# Work to be completed:
Every record here needs to be written out again exactly.

# Entries provided:
* * * * * * *

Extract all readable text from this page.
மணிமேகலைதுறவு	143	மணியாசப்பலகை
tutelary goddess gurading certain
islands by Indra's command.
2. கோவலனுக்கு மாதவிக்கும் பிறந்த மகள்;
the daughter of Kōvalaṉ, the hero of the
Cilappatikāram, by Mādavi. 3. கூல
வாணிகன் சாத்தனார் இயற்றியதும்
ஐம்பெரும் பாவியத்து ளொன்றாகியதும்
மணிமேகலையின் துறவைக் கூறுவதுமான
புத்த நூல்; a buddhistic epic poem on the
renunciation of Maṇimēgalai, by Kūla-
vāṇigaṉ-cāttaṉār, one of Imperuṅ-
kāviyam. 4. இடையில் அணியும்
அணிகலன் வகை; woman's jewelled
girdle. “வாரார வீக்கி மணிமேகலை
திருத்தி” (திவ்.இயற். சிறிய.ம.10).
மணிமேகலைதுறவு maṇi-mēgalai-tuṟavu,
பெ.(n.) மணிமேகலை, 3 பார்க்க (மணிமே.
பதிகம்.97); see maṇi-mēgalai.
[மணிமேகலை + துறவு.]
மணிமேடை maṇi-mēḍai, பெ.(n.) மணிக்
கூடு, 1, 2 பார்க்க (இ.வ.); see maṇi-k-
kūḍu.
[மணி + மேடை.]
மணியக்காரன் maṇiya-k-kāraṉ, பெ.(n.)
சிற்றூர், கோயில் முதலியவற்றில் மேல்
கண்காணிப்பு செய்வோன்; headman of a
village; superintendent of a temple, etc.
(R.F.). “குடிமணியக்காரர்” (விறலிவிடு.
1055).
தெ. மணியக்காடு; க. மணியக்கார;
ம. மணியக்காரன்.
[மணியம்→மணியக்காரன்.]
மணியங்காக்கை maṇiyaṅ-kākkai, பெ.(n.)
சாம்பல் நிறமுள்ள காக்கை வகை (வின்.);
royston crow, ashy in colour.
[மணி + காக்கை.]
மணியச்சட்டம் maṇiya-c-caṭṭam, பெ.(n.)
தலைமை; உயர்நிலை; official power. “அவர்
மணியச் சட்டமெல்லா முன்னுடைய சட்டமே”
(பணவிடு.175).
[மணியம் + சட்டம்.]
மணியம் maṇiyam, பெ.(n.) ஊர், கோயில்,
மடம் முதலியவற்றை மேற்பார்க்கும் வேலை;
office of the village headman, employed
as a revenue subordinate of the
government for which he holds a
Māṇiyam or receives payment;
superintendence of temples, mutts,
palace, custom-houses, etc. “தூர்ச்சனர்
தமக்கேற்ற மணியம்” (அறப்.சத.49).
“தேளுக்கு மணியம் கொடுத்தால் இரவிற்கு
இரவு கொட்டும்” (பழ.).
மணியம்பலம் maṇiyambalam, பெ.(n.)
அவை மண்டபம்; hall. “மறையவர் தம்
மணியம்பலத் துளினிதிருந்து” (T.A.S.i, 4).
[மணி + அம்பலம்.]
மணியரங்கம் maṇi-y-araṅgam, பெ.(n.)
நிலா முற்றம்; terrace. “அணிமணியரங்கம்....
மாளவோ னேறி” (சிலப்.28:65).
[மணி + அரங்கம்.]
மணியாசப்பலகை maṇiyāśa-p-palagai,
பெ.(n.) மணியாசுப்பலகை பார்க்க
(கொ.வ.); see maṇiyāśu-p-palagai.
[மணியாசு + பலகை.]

* * * * * * *

# Output for this exercise:
Extract all readable text from this page.
மணிமேகலைதுறவு	143	மணியாசப்பலகை
tutelary goddess gurading certain
islands by Indra's command.
2. கோவலனுக்கு மாதவிக்கும் பிறந்த மகள்;
the daughter of Kōvalaṉ, the hero of the
Cilappatikāram, by Mādavi. 3. கூல
வாணிகன் சாத்தனார் இயற்றியதும்
ஐம்பெரும் பாவியத்து ளொன்றாகியதும்
மணிமேகலையின் துறவைக் கூறுவதுமான
புத்த நூல்; a buddhistic epic poem on the
renunciation of Maṇimēgalai, by Kūla-
vāṇigaṉ-cāttaṉār, one of Imperuṅ-
kāviyam. 4. இடையில் அணியும்
அணிகலன் வகை; woman's jewelled
girdle. “வாரார வீக்கி மணிமேகலை
திருத்தி” (திவ்.இயற். சிறிய.ம.10).
மணிமேகலைதுறவு maṇi-mēgalai-tuṟavu,
பெ.(n.) மணிமேகலை, 3 பார்க்க (மணிமே.
பதிகம்.97); see maṇi-mēgalai.
[மணிமேகலை + துறவு.]
மணிமேடை maṇi-mēḍai, பெ.(n.) மணிக்
கூடு, 1, 2 பார்க்க (இ.வ.); see maṇi-k-
kūḍu.
[மணி + மேடை.]
மணியக்காரன் maṇiya-k-kāraṉ, பெ.(n.)
சிற்றூர், கோயில் முதலியவற்றில் மேல்
கண்காணிப்பு செய்வோன்; headman of a
village; superintendent of a temple, etc.
(R.F.). “குடிமணியக்காரர்” (விறலிவிடு.
1055).
தெ. மணியக்காடு; க. மணியக்கார;
ம. மணியக்காரன்.
[மணியம்→மணியக்காரன்.]
மணியங்காக்கை maṇiyaṅ-kākkai, பெ.(n.)
சாம்பல் நிறமுள்ள காக்கை வகை (வின்.);
royston crow, ashy in colour.
[மணி + காக்கை.]
மணியச்சட்டம் maṇiya-c-caṭṭam, பெ.(n.)
தலைமை; உயர்நிலை; official power. “அவர்
மணியச் சட்டமெல்லா முன்னுடைய சட்டமே”
(பணவிடு.175).
[மணியம் + சட்டம்.]
மணியம் maṇiyam, பெ.(n.) ஊர், கோயில்,
மடம் முதலியவற்றை மேற்பார்க்கும் வேலை;
office of the village headman, employed
as a revenue subordinate of the
government for which he holds a
Māṇiyam or receives payment;
superintendence of temples, mutts,
palace, custom-houses, etc. “தூர்ச்சனர்
தமக்கேற்ற மணியம்” (அறப்.சத.49).
“தேளுக்கு மணியம் கொடுத்தால் இரவிற்கு
இரவு கொட்டும்” (பழ.).
மணியம்பலம் maṇiyambalam, பெ.(n.)
அவை மண்டபம்; hall. “மறையவர் தம்
மணியம்பலத் துளினிதிருந்து” (T.A.S.i, 4).
[மணி + அம்பலம்.]
மணியரங்கம் maṇi-y-araṅgam, பெ.(n.)
நிலா முற்றம்; terrace. “அணிமணியரங்கம்....
மாளவோ னேறி” (சிலப்.28:65).
[மணி + அரங்கம்.]
மணியாசப்பலகை maṇiyāśa-p-palagai,
பெ.(n.) மணியாசுப்பலகை பார்க்க
(கொ.வ.); see maṇiyāśu-p-palagai.
[மணியாசு + பலகை.]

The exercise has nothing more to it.